TO DO:
Which lines in the records below contain the word "true"? Copy each of them.

DATASET CONTENT:
........

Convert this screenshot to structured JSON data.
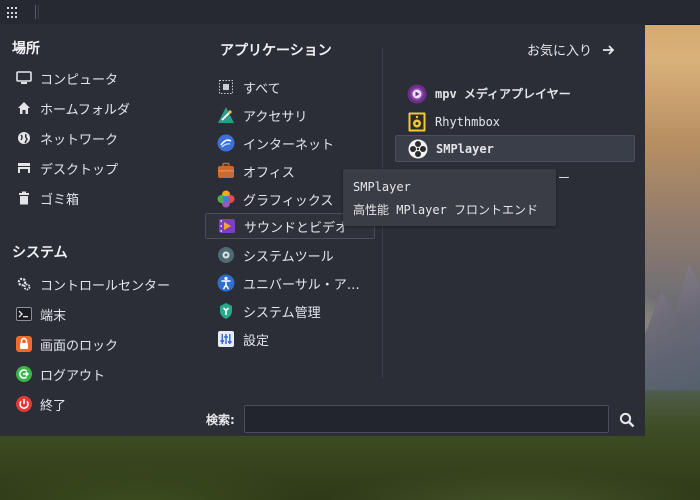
{
  "places": {
    "heading": "場所",
    "items": [
      {
        "label": "コンピュータ",
        "icon": "computer-icon"
      },
      {
        "label": "ホームフォルダ",
        "icon": "home-icon"
      },
      {
        "label": "ネットワーク",
        "icon": "network-icon"
      },
      {
        "label": "デスクトップ",
        "icon": "desktop-icon"
      },
      {
        "label": "ゴミ箱",
        "icon": "trash-icon"
      }
    ]
  },
  "system": {
    "heading": "システム",
    "items": [
      {
        "label": "コントロールセンター",
        "icon": "gear-icon"
      },
      {
        "label": "端末",
        "icon": "terminal-icon"
      },
      {
        "label": "画面のロック",
        "icon": "lock-icon"
      },
      {
        "label": "ログアウト",
        "icon": "logout-icon"
      },
      {
        "label": "終了",
        "icon": "power-icon"
      }
    ]
  },
  "applications": {
    "heading": "アプリケーション",
    "favorites_label": "お気に入り",
    "categories": [
      {
        "label": "すべて",
        "icon": "all-apps-icon"
      },
      {
        "label": "アクセサリ",
        "icon": "accessories-icon"
      },
      {
        "label": "インターネット",
        "icon": "internet-icon"
      },
      {
        "label": "オフィス",
        "icon": "office-icon"
      },
      {
        "label": "グラフィックス",
        "icon": "graphics-icon"
      },
      {
        "label": "サウンドとビデオ",
        "icon": "sound-video-icon",
        "selected": true
      },
      {
        "label": "システムツール",
        "icon": "system-tools-icon"
      },
      {
        "label": "ユニバーサル・ア…",
        "icon": "accessibility-icon"
      },
      {
        "label": "システム管理",
        "icon": "administration-icon"
      },
      {
        "label": "設定",
        "icon": "settings-icon"
      }
    ],
    "apps": [
      {
        "label": "mpv メディアプレイヤー",
        "icon": "mpv-icon",
        "bold": true
      },
      {
        "label": "Rhythmbox",
        "icon": "rhythmbox-icon"
      },
      {
        "label": "SMPlayer",
        "icon": "smplayer-icon",
        "highlighted": true
      }
    ],
    "peek_text": "ー"
  },
  "tooltip": {
    "title": "SMPlayer",
    "description": "高性能 MPlayer フロントエンド"
  },
  "search": {
    "label": "検索:",
    "value": "",
    "placeholder": ""
  },
  "colors": {
    "menu_bg": "#2b2e37",
    "panel_bg": "#262931",
    "highlight_bg": "#3a3e48"
  }
}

........

FINISHED TASK:
        "selected": true
        "bold": true
        "highlighted": true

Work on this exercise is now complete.